• Exercise instructions:
Beginning at the first line of the data and continuing through the line containing "The return tank 4 is at (808, 322).", reproduce those lines, substituting "schematic diagram" for "system diagram" and leaving everything else unchanged.
:: Record extracts ::
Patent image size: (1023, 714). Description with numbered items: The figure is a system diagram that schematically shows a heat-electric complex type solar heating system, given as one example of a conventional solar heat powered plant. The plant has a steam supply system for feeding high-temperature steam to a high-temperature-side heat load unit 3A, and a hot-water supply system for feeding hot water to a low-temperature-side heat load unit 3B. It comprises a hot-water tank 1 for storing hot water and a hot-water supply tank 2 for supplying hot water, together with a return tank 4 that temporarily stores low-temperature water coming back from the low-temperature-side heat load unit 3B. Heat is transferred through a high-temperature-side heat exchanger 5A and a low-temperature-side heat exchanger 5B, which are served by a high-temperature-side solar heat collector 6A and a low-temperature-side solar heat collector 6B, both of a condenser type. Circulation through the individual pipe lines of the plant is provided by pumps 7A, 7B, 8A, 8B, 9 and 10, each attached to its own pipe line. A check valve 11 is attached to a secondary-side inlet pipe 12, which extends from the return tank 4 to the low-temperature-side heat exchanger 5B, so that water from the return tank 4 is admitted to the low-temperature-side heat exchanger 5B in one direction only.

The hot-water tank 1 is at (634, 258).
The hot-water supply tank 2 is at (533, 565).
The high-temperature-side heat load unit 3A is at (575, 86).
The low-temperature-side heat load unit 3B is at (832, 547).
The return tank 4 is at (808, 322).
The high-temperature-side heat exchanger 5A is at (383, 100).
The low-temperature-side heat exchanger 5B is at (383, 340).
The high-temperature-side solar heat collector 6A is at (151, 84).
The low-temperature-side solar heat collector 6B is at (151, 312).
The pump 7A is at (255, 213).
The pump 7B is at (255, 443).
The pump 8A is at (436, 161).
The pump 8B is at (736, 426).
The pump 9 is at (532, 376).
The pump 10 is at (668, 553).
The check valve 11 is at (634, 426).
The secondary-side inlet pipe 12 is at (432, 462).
:::
• Task output:
Patent image size: (1023, 714). Description with numbered items: The figure is a schematic diagram that schematically shows a heat-electric complex type solar heating system, given as one example of a conventional solar heat powered plant. The plant has a steam supply system for feeding high-temperature steam to a high-temperature-side heat load unit 3A, and a hot-water supply system for feeding hot water to a low-temperature-side heat load unit 3B. It comprises a hot-water tank 1 for storing hot water and a hot-water supply tank 2 for supplying hot water, together with a return tank 4 that temporarily stores low-temperature water coming back from the low-temperature-side heat load unit 3B. Heat is transferred through a high-temperature-side heat exchanger 5A and a low-temperature-side heat exchanger 5B, which are served by a high-temperature-side solar heat collector 6A and a low-temperature-side solar heat collector 6B, both of a condenser type. Circulation through the individual pipe lines of the plant is provided by pumps 7A, 7B, 8A, 8B, 9 and 10, each attached to its own pipe line. A check valve 11 is attached to a secondary-side inlet pipe 12, which extends from the return tank 4 to the low-temperature-side heat exchanger 5B, so that water from the return tank 4 is admitted to the low-temperature-side heat exchanger 5B in one direction only.

The hot-water tank 1 is at (634, 258).
The hot-water supply tank 2 is at (533, 565).
The high-temperature-side heat load unit 3A is at (575, 86).
The low-temperature-side heat load unit 3B is at (832, 547).
The return tank 4 is at (808, 322).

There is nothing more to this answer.